Set down each entry from the block beneath, exactly as written.

[start Given records]

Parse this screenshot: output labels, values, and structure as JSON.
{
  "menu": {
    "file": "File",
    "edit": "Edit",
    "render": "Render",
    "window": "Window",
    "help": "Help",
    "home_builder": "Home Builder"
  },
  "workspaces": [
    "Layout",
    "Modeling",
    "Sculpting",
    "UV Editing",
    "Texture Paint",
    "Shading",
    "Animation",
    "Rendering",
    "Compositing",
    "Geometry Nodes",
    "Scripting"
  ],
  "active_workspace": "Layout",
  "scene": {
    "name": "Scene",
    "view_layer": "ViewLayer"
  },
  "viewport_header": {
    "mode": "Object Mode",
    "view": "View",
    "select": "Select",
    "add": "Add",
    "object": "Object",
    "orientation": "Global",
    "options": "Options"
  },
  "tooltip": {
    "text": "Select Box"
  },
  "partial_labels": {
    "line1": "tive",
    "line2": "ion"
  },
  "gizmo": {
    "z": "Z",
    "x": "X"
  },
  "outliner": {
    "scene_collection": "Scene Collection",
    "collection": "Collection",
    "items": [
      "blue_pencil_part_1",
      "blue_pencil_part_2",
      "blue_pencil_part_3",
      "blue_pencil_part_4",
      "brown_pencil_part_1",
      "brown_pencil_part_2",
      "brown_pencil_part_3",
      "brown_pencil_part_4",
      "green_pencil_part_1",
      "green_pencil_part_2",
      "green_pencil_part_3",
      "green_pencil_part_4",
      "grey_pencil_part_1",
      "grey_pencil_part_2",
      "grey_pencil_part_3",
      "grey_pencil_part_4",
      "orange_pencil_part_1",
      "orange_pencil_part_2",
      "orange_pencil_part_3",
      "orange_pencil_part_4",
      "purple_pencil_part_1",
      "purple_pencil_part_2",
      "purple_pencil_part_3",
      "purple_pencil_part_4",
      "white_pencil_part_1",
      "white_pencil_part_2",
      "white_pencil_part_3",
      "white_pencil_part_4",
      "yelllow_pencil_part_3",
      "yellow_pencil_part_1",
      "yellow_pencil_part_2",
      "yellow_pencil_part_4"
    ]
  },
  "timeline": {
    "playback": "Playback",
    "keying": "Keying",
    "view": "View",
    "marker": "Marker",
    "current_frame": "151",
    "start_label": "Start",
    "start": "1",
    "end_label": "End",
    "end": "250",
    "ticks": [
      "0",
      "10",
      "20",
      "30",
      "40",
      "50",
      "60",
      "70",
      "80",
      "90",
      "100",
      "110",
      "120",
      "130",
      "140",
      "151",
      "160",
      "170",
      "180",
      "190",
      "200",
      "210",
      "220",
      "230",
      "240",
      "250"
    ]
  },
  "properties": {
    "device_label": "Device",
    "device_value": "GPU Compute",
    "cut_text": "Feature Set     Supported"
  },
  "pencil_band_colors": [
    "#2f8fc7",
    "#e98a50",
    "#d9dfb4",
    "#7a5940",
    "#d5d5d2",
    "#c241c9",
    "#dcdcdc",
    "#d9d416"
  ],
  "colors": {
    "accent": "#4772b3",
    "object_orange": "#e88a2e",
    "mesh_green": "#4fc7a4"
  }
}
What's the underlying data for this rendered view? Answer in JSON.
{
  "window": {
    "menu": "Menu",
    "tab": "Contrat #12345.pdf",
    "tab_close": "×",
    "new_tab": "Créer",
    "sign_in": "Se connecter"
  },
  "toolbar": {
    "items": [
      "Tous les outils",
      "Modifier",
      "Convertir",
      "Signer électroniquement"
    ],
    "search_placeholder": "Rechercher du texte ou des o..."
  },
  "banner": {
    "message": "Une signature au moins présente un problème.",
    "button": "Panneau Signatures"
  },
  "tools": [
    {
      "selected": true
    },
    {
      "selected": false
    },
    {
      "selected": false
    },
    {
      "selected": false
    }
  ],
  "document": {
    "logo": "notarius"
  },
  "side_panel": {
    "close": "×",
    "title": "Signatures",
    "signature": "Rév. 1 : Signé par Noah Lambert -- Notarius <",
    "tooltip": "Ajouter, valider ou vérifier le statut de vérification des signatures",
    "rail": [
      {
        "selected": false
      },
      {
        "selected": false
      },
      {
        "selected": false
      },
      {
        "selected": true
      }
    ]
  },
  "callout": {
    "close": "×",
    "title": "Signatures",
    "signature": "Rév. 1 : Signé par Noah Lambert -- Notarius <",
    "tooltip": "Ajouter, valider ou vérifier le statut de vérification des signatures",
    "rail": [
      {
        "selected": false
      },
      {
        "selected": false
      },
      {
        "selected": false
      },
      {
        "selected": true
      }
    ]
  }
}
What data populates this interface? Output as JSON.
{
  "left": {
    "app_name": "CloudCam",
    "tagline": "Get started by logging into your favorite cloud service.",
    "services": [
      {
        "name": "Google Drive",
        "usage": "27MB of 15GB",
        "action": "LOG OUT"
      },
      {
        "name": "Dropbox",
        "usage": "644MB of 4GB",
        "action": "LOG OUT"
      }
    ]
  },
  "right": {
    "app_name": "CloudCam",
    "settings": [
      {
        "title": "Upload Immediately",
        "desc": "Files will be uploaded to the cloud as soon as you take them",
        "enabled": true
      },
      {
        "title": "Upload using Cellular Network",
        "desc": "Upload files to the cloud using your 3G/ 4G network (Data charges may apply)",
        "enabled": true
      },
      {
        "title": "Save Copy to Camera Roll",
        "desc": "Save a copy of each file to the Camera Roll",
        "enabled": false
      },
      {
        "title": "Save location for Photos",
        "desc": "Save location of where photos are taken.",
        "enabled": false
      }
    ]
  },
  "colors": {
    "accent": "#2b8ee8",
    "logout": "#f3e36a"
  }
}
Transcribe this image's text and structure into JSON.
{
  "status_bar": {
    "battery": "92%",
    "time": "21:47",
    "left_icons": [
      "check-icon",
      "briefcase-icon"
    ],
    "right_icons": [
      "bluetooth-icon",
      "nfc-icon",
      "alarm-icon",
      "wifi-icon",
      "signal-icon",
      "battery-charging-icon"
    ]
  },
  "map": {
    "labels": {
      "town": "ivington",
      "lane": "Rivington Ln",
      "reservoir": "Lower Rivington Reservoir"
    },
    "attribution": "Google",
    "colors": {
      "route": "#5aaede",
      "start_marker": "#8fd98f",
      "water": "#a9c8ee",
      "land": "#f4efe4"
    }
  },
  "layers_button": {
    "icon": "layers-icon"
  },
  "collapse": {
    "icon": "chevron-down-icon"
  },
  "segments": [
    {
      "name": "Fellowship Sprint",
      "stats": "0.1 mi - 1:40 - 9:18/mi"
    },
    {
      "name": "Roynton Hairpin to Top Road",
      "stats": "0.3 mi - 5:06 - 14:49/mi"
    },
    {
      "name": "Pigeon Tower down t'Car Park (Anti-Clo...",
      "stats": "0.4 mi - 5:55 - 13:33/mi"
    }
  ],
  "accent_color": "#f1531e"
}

[end Given records]

*Result of this task*.
Parse this screenshot: output labels, values, and structure as JSON.
{
  "menu": {
    "file": "File",
    "edit": "Edit",
    "render": "Render",
    "window": "Window",
    "help": "Help",
    "home_builder": "Home Builder"
  },
  "workspaces": [
    "Layout",
    "Modeling",
    "Sculpting",
    "UV Editing",
    "Texture Paint",
    "Shading",
    "Animation",
    "Rendering",
    "Compositing",
    "Geometry Nodes",
    "Scripting"
  ],
  "active_workspace": "Layout",
  "scene": {
    "name": "Scene",
    "view_layer": "ViewLayer"
  },
  "viewport_header": {
    "mode": "Object Mode",
    "view": "View",
    "select": "Select",
    "add": "Add",
    "object": "Object",
    "orientation": "Global",
    "options": "Options"
  },
  "tooltip": {
    "text": "Select Box"
  },
  "partial_labels": {
    "line1": "tive",
    "line2": "ion"
  },
  "gizmo": {
    "z": "Z",
    "x": "X"
  },
  "outliner": {
    "scene_collection": "Scene Collection",
    "collection": "Collection",
    "items": [
      "blue_pencil_part_1",
      "blue_pencil_part_2",
      "blue_pencil_part_3",
      "blue_pencil_part_4",
      "brown_pencil_part_1",
      "brown_pencil_part_2",
      "brown_pencil_part_3",
      "brown_pencil_part_4",
      "green_pencil_part_1",
      "green_pencil_part_2",
      "green_pencil_part_3",
      "green_pencil_part_4",
      "grey_pencil_part_1",
      "grey_pencil_part_2",
      "grey_pencil_part_3",
      "grey_pencil_part_4",
      "orange_pencil_part_1",
      "orange_pencil_part_2",
      "orange_pencil_part_3",
      "orange_pencil_part_4",
      "purple_pencil_part_1",
      "purple_pencil_part_2",
      "purple_pencil_part_3",
      "purple_pencil_part_4",
      "white_pencil_part_1",
      "white_pencil_part_2",
      "white_pencil_part_3",
      "white_pencil_part_4",
      "yelllow_pencil_part_3",
      "yellow_pencil_part_1",
      "yellow_pencil_part_2",
      "yellow_pencil_part_4"
    ]
  },
  "timeline": {
    "playback": "Playback",
    "keying": "Keying",
    "view": "View",
    "marker": "Marker",
    "current_frame": "151",
    "start_label": "Start",
    "start": "1",
    "end_label": "End",
    "end": "250",
    "ticks": [
      "0",
      "10",
      "20",
      "30",
      "40",
      "50",
      "60",
      "70",
      "80",
      "90",
      "100",
      "110",
      "120",
      "130",
      "140",
      "151",
      "160",
      "170",
      "180",
      "190",
      "200",
      "210",
      "220",
      "230",
      "240",
      "250"
    ]
  },
  "properties": {
    "device_label": "Device",
    "device_value": "GPU Compute",
    "cut_text": "Feature Set     Supported"
  },
  "pencil_band_colors": [
    "#2f8fc7",
    "#e98a50",
    "#d9dfb4",
    "#7a5940",
    "#d5d5d2",
    "#c241c9",
    "#dcdcdc",
    "#d9d416"
  ],
  "colors": {
    "accent": "#4772b3",
    "object_orange": "#e88a2e",
    "mesh_green": "#4fc7a4"
  }
}
What's the underlying data for this rendered view? Answer in JSON.
{
  "window": {
    "menu": "Menu",
    "tab": "Contrat #12345.pdf",
    "tab_close": "×",
    "new_tab": "Créer",
    "sign_in": "Se connecter"
  },
  "toolbar": {
    "items": [
      "Tous les outils",
      "Modifier",
      "Convertir",
      "Signer électroniquement"
    ],
    "search_placeholder": "Rechercher du texte ou des o..."
  },
  "banner": {
    "message": "Une signature au moins présente un problème.",
    "button": "Panneau Signatures"
  },
  "tools": [
    {
      "selected": true
    },
    {
      "selected": false
    },
    {
      "selected": false
    },
    {
      "selected": false
    }
  ],
  "document": {
    "logo": "notarius"
  },
  "side_panel": {
    "close": "×",
    "title": "Signatures",
    "signature": "Rév. 1 : Signé par Noah Lambert -- Notarius <",
    "tooltip": "Ajouter, valider ou vérifier le statut de vérification des signatures",
    "rail": [
      {
        "selected": false
      },
      {
        "selected": false
      },
      {
        "selected": false
      },
      {
        "selected": true
      }
    ]
  },
  "callout": {
    "close": "×",
    "title": "Signatures",
    "signature": "Rév. 1 : Signé par Noah Lambert -- Notarius <",
    "tooltip": "Ajouter, valider ou vérifier le statut de vérification des signatures",
    "rail": [
      {
        "selected": false
      },
      {
        "selected": false
      },
      {
        "selected": false
      },
      {
        "selected": true
      }
    ]
  }
}
What data populates this interface? Output as JSON.
{
  "left": {
    "app_name": "CloudCam",
    "tagline": "Get started by logging into your favorite cloud service.",
    "services": [
      {
        "name": "Google Drive",
        "usage": "27MB of 15GB",
        "action": "LOG OUT"
      },
      {
        "name": "Dropbox",
        "usage": "644MB of 4GB",
        "action": "LOG OUT"
      }
    ]
  },
  "right": {
    "app_name": "CloudCam",
    "settings": [
      {
        "title": "Upload Immediately",
        "desc": "Files will be uploaded to the cloud as soon as you take them",
        "enabled": true
      },
      {
        "title": "Upload using Cellular Network",
        "desc": "Upload files to the cloud using your 3G/ 4G network (Data charges may apply)",
        "enabled": true
      },
      {
        "title": "Save Copy to Camera Roll",
        "desc": "Save a copy of each file to the Camera Roll",
        "enabled": false
      },
      {
        "title": "Save location for Photos",
        "desc": "Save location of where photos are taken.",
        "enabled": false
      }
    ]
  },
  "colors": {
    "accent": "#2b8ee8",
    "logout": "#f3e36a"
  }
}
Transcribe this image's text and structure into JSON.
{
  "status_bar": {
    "battery": "92%",
    "time": "21:47",
    "left_icons": [
      "check-icon",
      "briefcase-icon"
    ],
    "right_icons": [
      "bluetooth-icon",
      "nfc-icon",
      "alarm-icon",
      "wifi-icon",
      "signal-icon",
      "battery-charging-icon"
    ]
  },
  "map": {
    "labels": {
      "town": "ivington",
      "lane": "Rivington Ln",
      "reservoir": "Lower Rivington Reservoir"
    },
    "attribution": "Google",
    "colors": {
      "route": "#5aaede",
      "start_marker": "#8fd98f",
      "water": "#a9c8ee",
      "land": "#f4efe4"
    }
  },
  "layers_button": {
    "icon": "layers-icon"
  },
  "collapse": {
    "icon": "chevron-down-icon"
  },
  "segments": [
    {
      "name": "Fellowship Sprint",
      "stats": "0.1 mi - 1:40 - 9:18/mi"
    },
    {
      "name": "Roynton Hairpin to Top Road",
      "stats": "0.3 mi - 5:06 - 14:49/mi"
    },
    {
      "name": "Pigeon Tower down t'Car Park (Anti-Clo...",
      "stats": "0.4 mi - 5:55 - 13:33/mi"
    }
  ],
  "accent_color": "#f1531e"
}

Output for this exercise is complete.